Saved entries:
---
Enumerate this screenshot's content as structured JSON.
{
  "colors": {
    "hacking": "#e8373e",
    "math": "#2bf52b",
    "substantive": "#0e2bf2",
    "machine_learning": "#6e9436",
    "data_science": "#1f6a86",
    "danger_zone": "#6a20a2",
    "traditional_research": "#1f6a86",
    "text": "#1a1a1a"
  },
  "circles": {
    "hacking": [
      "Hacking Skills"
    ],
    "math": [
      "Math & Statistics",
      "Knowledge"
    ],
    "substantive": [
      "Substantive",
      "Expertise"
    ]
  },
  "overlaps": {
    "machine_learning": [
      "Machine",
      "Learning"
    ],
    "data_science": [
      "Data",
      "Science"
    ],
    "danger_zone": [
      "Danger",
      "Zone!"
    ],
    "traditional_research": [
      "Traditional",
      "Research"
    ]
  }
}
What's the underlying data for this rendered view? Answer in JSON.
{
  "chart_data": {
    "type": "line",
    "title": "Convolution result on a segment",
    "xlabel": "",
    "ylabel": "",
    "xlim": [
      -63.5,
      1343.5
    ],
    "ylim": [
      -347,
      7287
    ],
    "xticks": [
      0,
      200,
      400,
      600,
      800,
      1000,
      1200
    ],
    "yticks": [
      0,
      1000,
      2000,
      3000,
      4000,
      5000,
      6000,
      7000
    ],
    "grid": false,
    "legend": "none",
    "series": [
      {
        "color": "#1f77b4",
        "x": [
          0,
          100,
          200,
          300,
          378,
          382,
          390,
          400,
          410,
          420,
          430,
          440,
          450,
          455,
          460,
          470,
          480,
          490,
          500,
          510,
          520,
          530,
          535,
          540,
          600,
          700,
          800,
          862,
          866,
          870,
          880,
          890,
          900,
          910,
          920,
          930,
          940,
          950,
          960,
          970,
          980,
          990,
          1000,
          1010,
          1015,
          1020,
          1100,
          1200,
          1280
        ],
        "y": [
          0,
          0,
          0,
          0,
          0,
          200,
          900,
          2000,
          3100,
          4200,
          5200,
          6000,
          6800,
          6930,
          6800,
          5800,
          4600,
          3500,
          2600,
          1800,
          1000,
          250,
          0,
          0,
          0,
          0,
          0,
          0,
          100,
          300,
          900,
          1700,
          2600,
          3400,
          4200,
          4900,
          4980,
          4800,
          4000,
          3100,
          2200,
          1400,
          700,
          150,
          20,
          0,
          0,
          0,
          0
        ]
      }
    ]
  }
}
---
Reproduce the material in full, with no word added or dropped.

TASK SOLUTION ->
Enumerate this screenshot's content as structured JSON.
{
  "colors": {
    "hacking": "#e8373e",
    "math": "#2bf52b",
    "substantive": "#0e2bf2",
    "machine_learning": "#6e9436",
    "data_science": "#1f6a86",
    "danger_zone": "#6a20a2",
    "traditional_research": "#1f6a86",
    "text": "#1a1a1a"
  },
  "circles": {
    "hacking": [
      "Hacking Skills"
    ],
    "math": [
      "Math & Statistics",
      "Knowledge"
    ],
    "substantive": [
      "Substantive",
      "Expertise"
    ]
  },
  "overlaps": {
    "machine_learning": [
      "Machine",
      "Learning"
    ],
    "data_science": [
      "Data",
      "Science"
    ],
    "danger_zone": [
      "Danger",
      "Zone!"
    ],
    "traditional_research": [
      "Traditional",
      "Research"
    ]
  }
}
What's the underlying data for this rendered view? Answer in JSON.
{
  "chart_data": {
    "type": "line",
    "title": "Convolution result on a segment",
    "xlabel": "",
    "ylabel": "",
    "xlim": [
      -63.5,
      1343.5
    ],
    "ylim": [
      -347,
      7287
    ],
    "xticks": [
      0,
      200,
      400,
      600,
      800,
      1000,
      1200
    ],
    "yticks": [
      0,
      1000,
      2000,
      3000,
      4000,
      5000,
      6000,
      7000
    ],
    "grid": false,
    "legend": "none",
    "series": [
      {
        "color": "#1f77b4",
        "x": [
          0,
          100,
          200,
          300,
          378,
          382,
          390,
          400,
          410,
          420,
          430,
          440,
          450,
          455,
          460,
          470,
          480,
          490,
          500,
          510,
          520,
          530,
          535,
          540,
          600,
          700,
          800,
          862,
          866,
          870,
          880,
          890,
          900,
          910,
          920,
          930,
          940,
          950,
          960,
          970,
          980,
          990,
          1000,
          1010,
          1015,
          1020,
          1100,
          1200,
          1280
        ],
        "y": [
          0,
          0,
          0,
          0,
          0,
          200,
          900,
          2000,
          3100,
          4200,
          5200,
          6000,
          6800,
          6930,
          6800,
          5800,
          4600,
          3500,
          2600,
          1800,
          1000,
          250,
          0,
          0,
          0,
          0,
          0,
          0,
          100,
          300,
          900,
          1700,
          2600,
          3400,
          4200,
          4900,
          4980,
          4800,
          4000,
          3100,
          2200,
          1400,
          700,
          150,
          20,
          0,
          0,
          0,
          0
        ]
      }
    ]
  }
}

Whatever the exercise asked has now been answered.